EXTRACT ->
--*--
Despite having known about the April Can Jam challenge for more than a month (I helped pick the topic, after all), I still waited until the VERY last minute to make my jam. What can I say, I’m motivated by deadlines (although I do sometimes wonder what it would be like to have a bit of daylight with which to take my photos).
Happily, all the time I invested in delaying the actual making paid off, because when I finally went to the kitchen, I knew exactly what I wanted to do. Rhubarb. Rosemary. Sugar. A bit of lemon. Oh yes.
I’ve been smitten with the flavor of rosemary since I was in high school. We had several large bushes in our front yard and I would often grasp one of the fragrant fronds as I walked down the driveway on my way out of the house, to carry the scent with me. I’ve often wished that I had followed the lead of our neighbor, who would snip an armful to float in her bathwater.
I know that a lot of people struggled with this particular challenge, because it was at once very specific and yet totally open. However, I’ve loved seeing all the ways that people have applied herbs to their pickles and preserves. I do hope this will lead to further herbal experimentation (pure thoughts, kids) as we move into the heart of the canning season.
Rosemary Rhubarb Jam
Ingredients
- 4 cups chopped rhubarb
- 3 cups sugar
- 2 generous fronds of rosemary
- 2 lemons zested and juiced
Instructions
- In a large, non-reactive pot, combine the rhubarb, sugar, rosemary and lemon juice.
- Stir so that the sugar coats everything evenly and let it sit for 30-45 minutes, until it looks juicy. Place pot on the heat bring to a bubble. Cook until the rhubarb has broken down (7-10 minutes).
- Let the jam boil for 2 minutes and remove the pot from heat (with a batch this size, it is very easy to overcook the jam).
- Add the lemon zest and stir to combine.
- Remove the rosemary fronds.
- Pour jam into prepared jars.
- Wipe rims, apply lids, screw on bands and process in a boiling water canner for 10 minutes.
- When time is up, remove jars to a towel-lined countertop and let cool.
I can’t wait to try this. It sounds yummy!
ohh I’m imagining the possibilities of this jam. it sounds like it would make a lovely glaze for chicken and also maybe lamb! does the process time change if using pints? you know for those of us who were silly and forgot to buy half pints!
That looks delicious. Where’d you find the rhubarb? Only one guy had it at our farmer’s market last weekend.
--*--
DATA ->
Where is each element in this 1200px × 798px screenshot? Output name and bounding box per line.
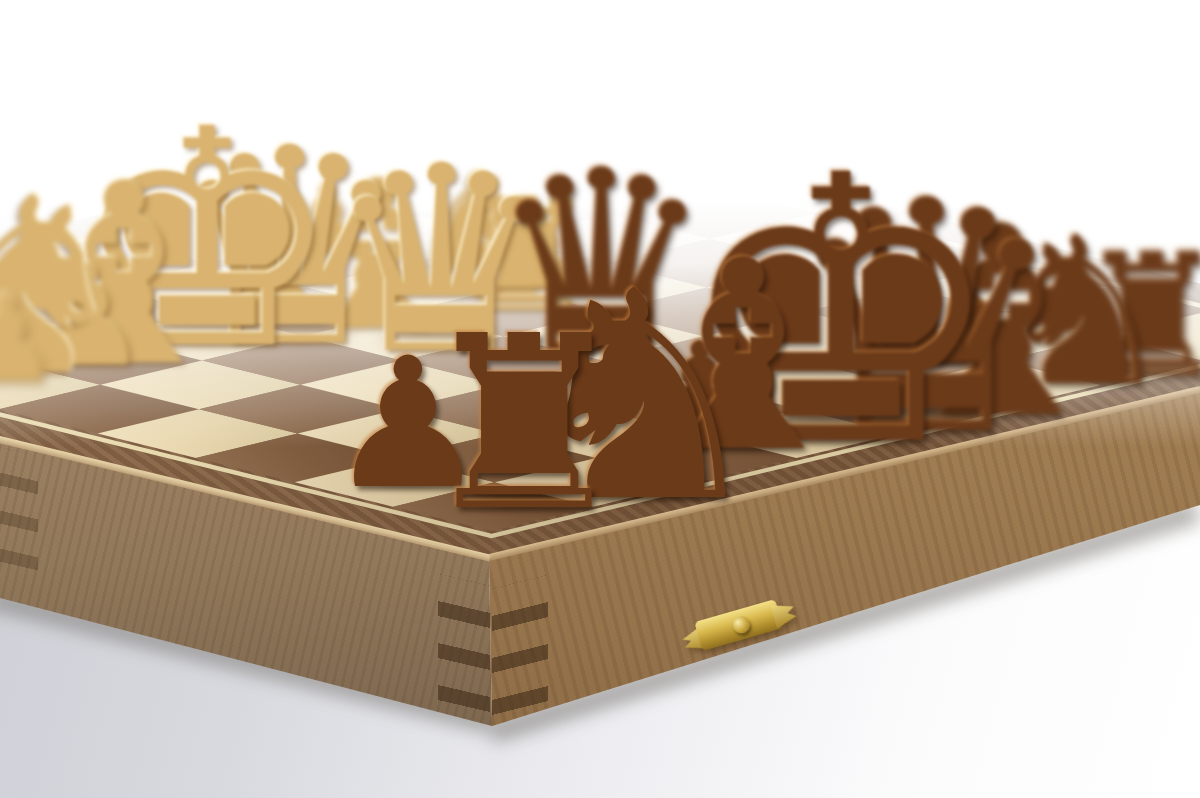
dovetail-joint	[438, 574, 490, 728]
dovetail-joint	[492, 575, 548, 731]
dovetail-joint	[0, 448, 38, 582]
chess-set-photo: ♟♞♟♟♟♜♝♛♚♛♛♟♝♟♟♞♜♟♞♝♟♛♚♝♟♞♜	[0, 0, 1200, 798]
--*--
WHAT YOU WILL DO ->
- 1) Copy the records word for word, omitting the picture.
- 2) Pick up the rosemary rhubarb jam post after its last line and keep it going.

SOLVED PROBLEMS ->
- 1)
Where is each element in this 1200px × 798px screenshot? Output name and bounding box per line.
dovetail-joint	[438, 574, 490, 728]
dovetail-joint	[492, 575, 548, 731]
dovetail-joint	[0, 448, 38, 582]
chess-set-photo: ♟♞♟♟♟♜♝♛♚♛♛♟♝♟♟♞♜♟♞♝♟♛♚♝♟♞♜	[0, 0, 1200, 798]

- 2)
Sounds great! What do you think about doubling it, since the end result is so small?
Kay, I think you could easily double this. I wouldn’t double the pectin though, mine came out with a very firm set (if you feel comfortable canning without pectin and just cooking it to 220 degrees, you could even skip the pectin).
Pectin, what pectin? I can’t for the life of me find it in the ingredients…
Doris, they’ve had rhubarb at the Rittenhouse farmers market for the last two weeks. Sue’s Produce also has it.
I think my plans for rhubarb crumb bars and rhubarb sodas just went out the window to be replaced with rhubarb rosemary jam. Or maybe I should make rosemary rhubarb syrup since I’m still a bit jam rich from my jam efforts last summer… too many things and not enough time or rhubarb in the house.
Sounds perfect! I think the 2 flavours would be so lovely together. Must get rhubarb!
This week was the very first week of rhubarb at my market and I’ve been mulling over recipes. This is absolutely perfect! You’ve made my day. 🙂
Just bought some rhubarb at Greensgrow this morning. You just helped me give it a future. I love the idea of putting something floral and pungent with some tart. I’m picturing it slathered on oatmeal scones with plenty of Amish butter.
What are you going to serve it with?
Ooh I am so making a rhubarb rosemary cocktail syrup now…
This sounds fantastic. We’re almost at rhubarb season here and I can’t wait to make this. This is my first year venturing into canning and I couldn’t be more excited.
Yum! I love the thought of those two smells on your hands when you were done cutting. Just cutting rhubarb for custard pie right now. I must have had the week wrong for can jam since I put mine up last week. Hope it gets picked up in the round up!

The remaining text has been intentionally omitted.